▸ **Data for review**:
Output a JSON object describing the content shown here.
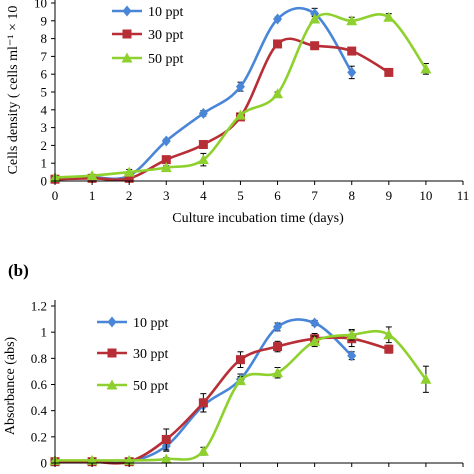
{
  "chart_data": [
    {
      "type": "line",
      "panel_label": "",
      "xlabel": "Culture incubation time (days)",
      "ylabel": "Cells density ( cells ml⁻¹ × 10",
      "xlim": [
        0,
        11
      ],
      "ylim": [
        0,
        10
      ],
      "xticks": [
        "0",
        "1",
        "2",
        "3",
        "4",
        "5",
        "6",
        "7",
        "8",
        "9",
        "10",
        "11"
      ],
      "yticks": [
        "0",
        "1",
        "2",
        "3",
        "4",
        "5",
        "6",
        "7",
        "8",
        "9",
        "10"
      ],
      "legend_position": "top-left",
      "grid": false,
      "series": [
        {
          "name": "10 ppt",
          "color": "#4a86d8",
          "marker": "diamond",
          "smooth": true,
          "points": [
            [
              0,
              0.15
            ],
            [
              1,
              0.2
            ],
            [
              2,
              0.3
            ],
            [
              3,
              2.25
            ],
            [
              4,
              3.8
            ],
            [
              5,
              5.3
            ],
            [
              6,
              9.1
            ],
            [
              7,
              9.4
            ],
            [
              8,
              6.1
            ]
          ],
          "errors": [
            0.05,
            0.05,
            0.05,
            0.1,
            0.15,
            0.25,
            0.1,
            0.3,
            0.35
          ]
        },
        {
          "name": "30 ppt",
          "color": "#b82e36",
          "marker": "square",
          "smooth": true,
          "points": [
            [
              0,
              0.1
            ],
            [
              1,
              0.15
            ],
            [
              2,
              0.15
            ],
            [
              3,
              1.2
            ],
            [
              4,
              2.05
            ],
            [
              5,
              3.6
            ],
            [
              6,
              7.7
            ],
            [
              7,
              7.6
            ],
            [
              8,
              7.3
            ],
            [
              9,
              6.1
            ]
          ],
          "errors": [
            0.05,
            0.05,
            0.05,
            0.1,
            0.1,
            0.15,
            0.1,
            0.1,
            0.1,
            0.1
          ]
        },
        {
          "name": "50 ppt",
          "color": "#8ed12e",
          "marker": "triangle",
          "smooth": true,
          "points": [
            [
              0,
              0.2
            ],
            [
              1,
              0.3
            ],
            [
              2,
              0.5
            ],
            [
              3,
              0.75
            ],
            [
              4,
              1.2
            ],
            [
              5,
              3.7
            ],
            [
              6,
              4.9
            ],
            [
              7,
              9.1
            ],
            [
              8,
              9.0
            ],
            [
              9,
              9.2
            ],
            [
              10,
              6.3
            ]
          ],
          "errors": [
            0.05,
            0.05,
            0.15,
            0.1,
            0.35,
            0.1,
            0.1,
            0.15,
            0.2,
            0.2,
            0.3
          ]
        }
      ]
    },
    {
      "type": "line",
      "panel_label": "(b)",
      "xlabel": "",
      "ylabel": "Absorbance (abs)",
      "xlim": [
        0,
        11
      ],
      "ylim": [
        0,
        1.2
      ],
      "xticks": [],
      "yticks": [
        "0",
        "0.2",
        "0.4",
        "0.6",
        "0.8",
        "1",
        "1.2"
      ],
      "legend_position": "top-left",
      "grid": false,
      "series": [
        {
          "name": "10 ppt",
          "color": "#4a86d8",
          "marker": "diamond",
          "smooth": true,
          "points": [
            [
              0,
              0.01
            ],
            [
              1,
              0.01
            ],
            [
              2,
              0.01
            ],
            [
              3,
              0.13
            ],
            [
              4,
              0.44
            ],
            [
              5,
              0.64
            ],
            [
              6,
              1.04
            ],
            [
              7,
              1.07
            ],
            [
              8,
              0.82
            ]
          ],
          "errors": [
            0.01,
            0.01,
            0.01,
            0.04,
            0.05,
            0.04,
            0.03,
            0.02,
            0.03
          ]
        },
        {
          "name": "30 ppt",
          "color": "#b82e36",
          "marker": "square",
          "smooth": true,
          "points": [
            [
              0,
              0.01
            ],
            [
              1,
              0.01
            ],
            [
              2,
              0.01
            ],
            [
              3,
              0.18
            ],
            [
              4,
              0.46
            ],
            [
              5,
              0.79
            ],
            [
              6,
              0.89
            ],
            [
              7,
              0.95
            ],
            [
              8,
              0.95
            ],
            [
              9,
              0.87
            ]
          ],
          "errors": [
            0.01,
            0.01,
            0.01,
            0.08,
            0.07,
            0.06,
            0.04,
            0.04,
            0.06,
            0.03
          ]
        },
        {
          "name": "50 ppt",
          "color": "#8ed12e",
          "marker": "triangle",
          "smooth": true,
          "points": [
            [
              0,
              0.02
            ],
            [
              1,
              0.02
            ],
            [
              2,
              0.02
            ],
            [
              3,
              0.03
            ],
            [
              4,
              0.09
            ],
            [
              5,
              0.63
            ],
            [
              6,
              0.69
            ],
            [
              7,
              0.93
            ],
            [
              8,
              0.98
            ],
            [
              9,
              0.98
            ],
            [
              10,
              0.64
            ]
          ],
          "errors": [
            0.01,
            0.01,
            0.01,
            0.01,
            0.03,
            0.03,
            0.04,
            0.04,
            0.04,
            0.06,
            0.1
          ]
        }
      ]
    }
  ]
}
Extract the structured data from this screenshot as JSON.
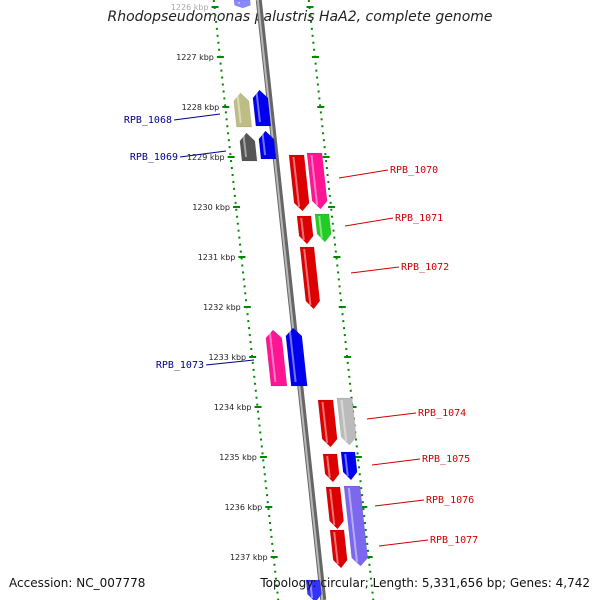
{
  "title": "Rhodopseudomonas palustris HaA2, complete genome",
  "footer": {
    "accession": "Accession: NC_007778",
    "summary": "Topology: circular; Length: 5,331,656 bp; Genes: 4,742"
  },
  "ticks": [
    {
      "label": "1226 kbp",
      "faded": true
    },
    {
      "label": "1227 kbp"
    },
    {
      "label": "1228 kbp"
    },
    {
      "label": "1229 kbp"
    },
    {
      "label": "1230 kbp"
    },
    {
      "label": "1231 kbp"
    },
    {
      "label": "1232 kbp"
    },
    {
      "label": "1233 kbp"
    },
    {
      "label": "1234 kbp"
    },
    {
      "label": "1235 kbp"
    },
    {
      "label": "1236 kbp"
    },
    {
      "label": "1237 kbp"
    }
  ],
  "genes": {
    "minus": [
      {
        "name": "RPB_1068",
        "color": "#0000ee"
      },
      {
        "name": "RPB_1069",
        "color": "#0000ee"
      },
      {
        "name": "RPB_1073",
        "color": "#0000ee"
      }
    ],
    "plus": [
      {
        "name": "RPB_1070",
        "color": "#dd0000"
      },
      {
        "name": "RPB_1071",
        "color": "#dd0000"
      },
      {
        "name": "RPB_1072",
        "color": "#dd0000"
      },
      {
        "name": "RPB_1074",
        "color": "#dd0000"
      },
      {
        "name": "RPB_1075",
        "color": "#dd0000"
      },
      {
        "name": "RPB_1076",
        "color": "#dd0000"
      },
      {
        "name": "RPB_1077",
        "color": "#dd0000"
      }
    ]
  },
  "colors": {
    "backbone": "#888888",
    "tick": "#008800",
    "minus_label": "#00008b",
    "plus_label": "#cc0000"
  }
}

▸ **What to produce**: An exact copy of the lines from the one with "Extract the structured" through the end of the entries above, both included, is the whole answer. It contains no pictures.

▸ **Exercise answer**:
Extract the structured data from this screenshot as JSON.
{
  "title": "Rhodopseudomonas palustris HaA2, complete genome",
  "footer": {
    "accession": "Accession: NC_007778",
    "summary": "Topology: circular; Length: 5,331,656 bp; Genes: 4,742"
  },
  "ticks": [
    {
      "label": "1226 kbp",
      "faded": true
    },
    {
      "label": "1227 kbp"
    },
    {
      "label": "1228 kbp"
    },
    {
      "label": "1229 kbp"
    },
    {
      "label": "1230 kbp"
    },
    {
      "label": "1231 kbp"
    },
    {
      "label": "1232 kbp"
    },
    {
      "label": "1233 kbp"
    },
    {
      "label": "1234 kbp"
    },
    {
      "label": "1235 kbp"
    },
    {
      "label": "1236 kbp"
    },
    {
      "label": "1237 kbp"
    }
  ],
  "genes": {
    "minus": [
      {
        "name": "RPB_1068",
        "color": "#0000ee"
      },
      {
        "name": "RPB_1069",
        "color": "#0000ee"
      },
      {
        "name": "RPB_1073",
        "color": "#0000ee"
      }
    ],
    "plus": [
      {
        "name": "RPB_1070",
        "color": "#dd0000"
      },
      {
        "name": "RPB_1071",
        "color": "#dd0000"
      },
      {
        "name": "RPB_1072",
        "color": "#dd0000"
      },
      {
        "name": "RPB_1074",
        "color": "#dd0000"
      },
      {
        "name": "RPB_1075",
        "color": "#dd0000"
      },
      {
        "name": "RPB_1076",
        "color": "#dd0000"
      },
      {
        "name": "RPB_1077",
        "color": "#dd0000"
      }
    ]
  },
  "colors": {
    "backbone": "#888888",
    "tick": "#008800",
    "minus_label": "#00008b",
    "plus_label": "#cc0000"
  }
}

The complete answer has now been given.